**Stated goal:**
Print the data below verbatim, line by line, leaving out the picture.

**Task input:**
* * * * * * * * *
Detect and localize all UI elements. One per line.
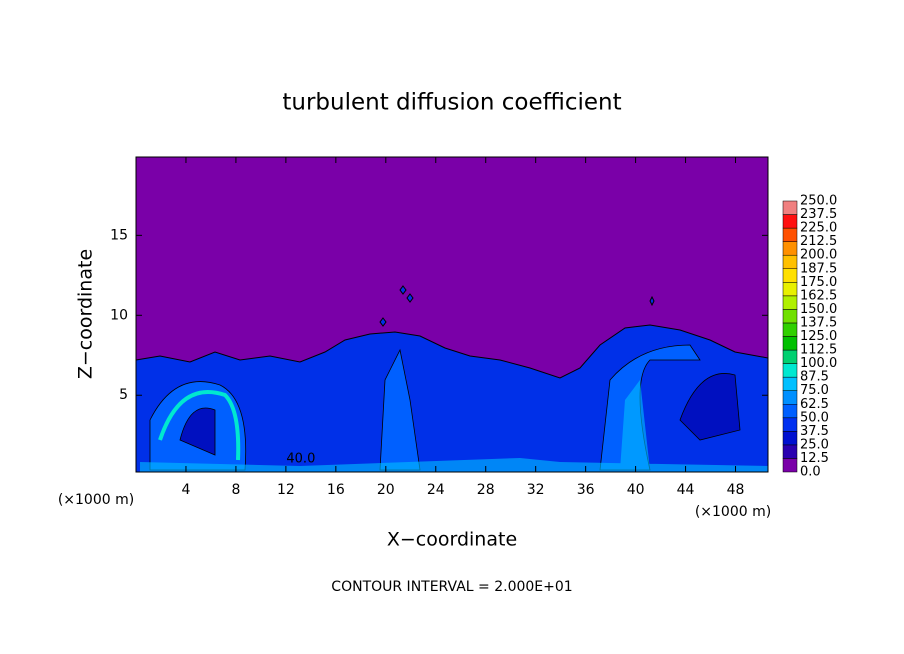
colorbar-band <box>782 268 798 283</box>
x-tick-label: 36 <box>577 482 595 498</box>
x-tick-label: 28 <box>477 482 495 498</box>
colorbar-band <box>782 376 798 391</box>
colorbar-label: 250.0 <box>800 194 837 209</box>
chart-title: turbulent diffusion coefficient <box>282 90 621 116</box>
colorbar-band <box>782 431 798 446</box>
x-axis-title: X−coordinate <box>387 529 517 551</box>
axes: 4 8 12 16 20 24 28 32 36 40 44 485101540.00.012.525… <box>110 156 837 498</box>
x-unit-label: (×1000 m) <box>695 504 771 520</box>
colorbar-band <box>782 214 798 229</box>
colorbar-band <box>782 404 798 419</box>
colorbar-band <box>782 282 798 297</box>
field-patch <box>158 390 241 461</box>
x-tick-label: 16 <box>327 482 345 498</box>
colorbar-label: 175.0 <box>800 275 837 290</box>
colorbar-label: 75.0 <box>800 383 829 398</box>
x-tick-label: 48 <box>727 482 745 498</box>
y-tick-label: 10 <box>110 307 128 323</box>
y-tick-label: 15 <box>110 227 128 243</box>
colorbar-label: 25.0 <box>800 437 829 452</box>
colorbar-label: 50.0 <box>800 410 829 425</box>
colorbar-band <box>782 458 798 473</box>
colorbar-band <box>782 200 798 215</box>
colorbar-band <box>782 241 798 256</box>
x-tick-label: 20 <box>377 482 395 498</box>
x-tick-label: 40 <box>627 482 645 498</box>
x-tick-label: 12 <box>277 482 295 498</box>
y-axis-title: Z−coordinate <box>75 249 97 379</box>
x-tick-label: 8 <box>231 482 240 498</box>
colorbar-label: 137.5 <box>800 315 837 330</box>
colorbar-label: 225.0 <box>800 221 837 236</box>
colorbar-band <box>782 390 798 405</box>
colorbar-label: 87.5 <box>800 370 829 385</box>
colorbar-band <box>782 254 798 269</box>
colorbar-band <box>782 227 798 242</box>
colorbar-label: 0.0 <box>800 465 821 480</box>
colorbar-label: 12.5 <box>800 451 829 466</box>
field-speck <box>379 285 655 327</box>
colorbar-label: 100.0 <box>800 356 837 371</box>
turbulent-region <box>135 285 769 473</box>
colorbar-band <box>782 444 798 459</box>
colorbar-band <box>782 309 798 324</box>
x-tick-label: 32 <box>527 482 545 498</box>
field-patch <box>140 380 768 472</box>
colorbar-label: 200.0 <box>800 248 837 263</box>
colorbar-band <box>782 363 798 378</box>
colorbar-band <box>782 417 798 432</box>
colorbar-band <box>782 322 798 337</box>
colorbar-label: 125.0 <box>800 329 837 344</box>
y-tick-label: 5 <box>119 387 128 403</box>
contour-label: 40.0 <box>286 452 315 467</box>
field-patch <box>179 373 741 456</box>
y-unit-label: (×1000 m) <box>58 492 134 508</box>
colorbar-label: 187.5 <box>800 261 837 276</box>
colorbar-label: 37.5 <box>800 424 829 439</box>
x-tick-label: 44 <box>677 482 695 498</box>
x-tick-label: 4 <box>181 482 190 498</box>
colorbar-label: 62.5 <box>800 397 829 412</box>
x-tick-label: 24 <box>427 482 445 498</box>
colorbar-band <box>782 295 798 310</box>
colorbar-label: 212.5 <box>800 234 837 249</box>
plot-frame <box>135 156 769 473</box>
colorbar-band <box>782 336 798 351</box>
colorbar-label: 112.5 <box>800 343 837 358</box>
colorbar-label: 162.5 <box>800 288 837 303</box>
contour-interval-note: CONTOUR INTERVAL = 2.000E+01 <box>331 579 572 595</box>
colorbar-label: 150.0 <box>800 302 837 317</box>
colorbar-label: 237.5 <box>800 207 837 222</box>
colorbar-band <box>782 349 798 364</box>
* * * * * * * * *
**Output of the exercise:**
Detect and localize all UI elements. One per line.
colorbar-band <box>782 268 798 283</box>
x-tick-label: 36 <box>577 482 595 498</box>
x-tick-label: 28 <box>477 482 495 498</box>
colorbar-band <box>782 376 798 391</box>
colorbar-label: 250.0 <box>800 194 837 209</box>
chart-title: turbulent diffusion coefficient <box>282 90 621 116</box>
colorbar-band <box>782 431 798 446</box>
x-axis-title: X−coordinate <box>387 529 517 551</box>
axes: 4 8 12 16 20 24 28 32 36 40 44 485101540.00.012.525… <box>110 156 837 498</box>
x-unit-label: (×1000 m) <box>695 504 771 520</box>
colorbar-band <box>782 214 798 229</box>
colorbar-band <box>782 404 798 419</box>
colorbar-band <box>782 282 798 297</box>
field-patch <box>158 390 241 461</box>
x-tick-label: 16 <box>327 482 345 498</box>
colorbar-label: 175.0 <box>800 275 837 290</box>
colorbar-label: 75.0 <box>800 383 829 398</box>
x-tick-label: 48 <box>727 482 745 498</box>
y-tick-label: 10 <box>110 307 128 323</box>
y-tick-label: 15 <box>110 227 128 243</box>
colorbar-label: 25.0 <box>800 437 829 452</box>
colorbar-label: 50.0 <box>800 410 829 425</box>
colorbar-band <box>782 458 798 473</box>
colorbar-band <box>782 200 798 215</box>
colorbar-band <box>782 241 798 256</box>
x-tick-label: 20 <box>377 482 395 498</box>
x-tick-label: 40 <box>627 482 645 498</box>
x-tick-label: 12 <box>277 482 295 498</box>
y-axis-title: Z−coordinate <box>75 249 97 379</box>
x-tick-label: 8 <box>231 482 240 498</box>
colorbar-label: 137.5 <box>800 315 837 330</box>
colorbar-label: 225.0 <box>800 221 837 236</box>
colorbar-band <box>782 390 798 405</box>
colorbar-label: 87.5 <box>800 370 829 385</box>
colorbar-band <box>782 254 798 269</box>
colorbar-band <box>782 227 798 242</box>
colorbar-label: 0.0 <box>800 465 821 480</box>
colorbar-label: 12.5 <box>800 451 829 466</box>
field-speck <box>379 285 655 327</box>
colorbar-label: 100.0 <box>800 356 837 371</box>
turbulent-region <box>135 285 769 473</box>
colorbar-band <box>782 444 798 459</box>
colorbar-band <box>782 309 798 324</box>
x-tick-label: 32 <box>527 482 545 498</box>
field-patch <box>140 380 768 472</box>
colorbar-label: 200.0 <box>800 248 837 263</box>
colorbar-band <box>782 363 798 378</box>
colorbar-band <box>782 417 798 432</box>
colorbar-band <box>782 322 798 337</box>
colorbar-label: 125.0 <box>800 329 837 344</box>
y-tick-label: 5 <box>119 387 128 403</box>
contour-label: 40.0 <box>286 452 315 467</box>
field-patch <box>179 373 741 456</box>
y-unit-label: (×1000 m) <box>58 492 134 508</box>
colorbar-label: 187.5 <box>800 261 837 276</box>
colorbar-label: 37.5 <box>800 424 829 439</box>
x-tick-label: 44 <box>677 482 695 498</box>
x-tick-label: 4 <box>181 482 190 498</box>
colorbar-label: 62.5 <box>800 397 829 412</box>
x-tick-label: 24 <box>427 482 445 498</box>
colorbar-band <box>782 295 798 310</box>
colorbar-label: 212.5 <box>800 234 837 249</box>
plot-frame <box>135 156 769 473</box>
colorbar-band <box>782 336 798 351</box>
colorbar-label: 112.5 <box>800 343 837 358</box>
colorbar-label: 162.5 <box>800 288 837 303</box>
contour-interval-note: CONTOUR INTERVAL = 2.000E+01 <box>331 579 572 595</box>
colorbar-label: 150.0 <box>800 302 837 317</box>
colorbar-label: 237.5 <box>800 207 837 222</box>
colorbar-band <box>782 349 798 364</box>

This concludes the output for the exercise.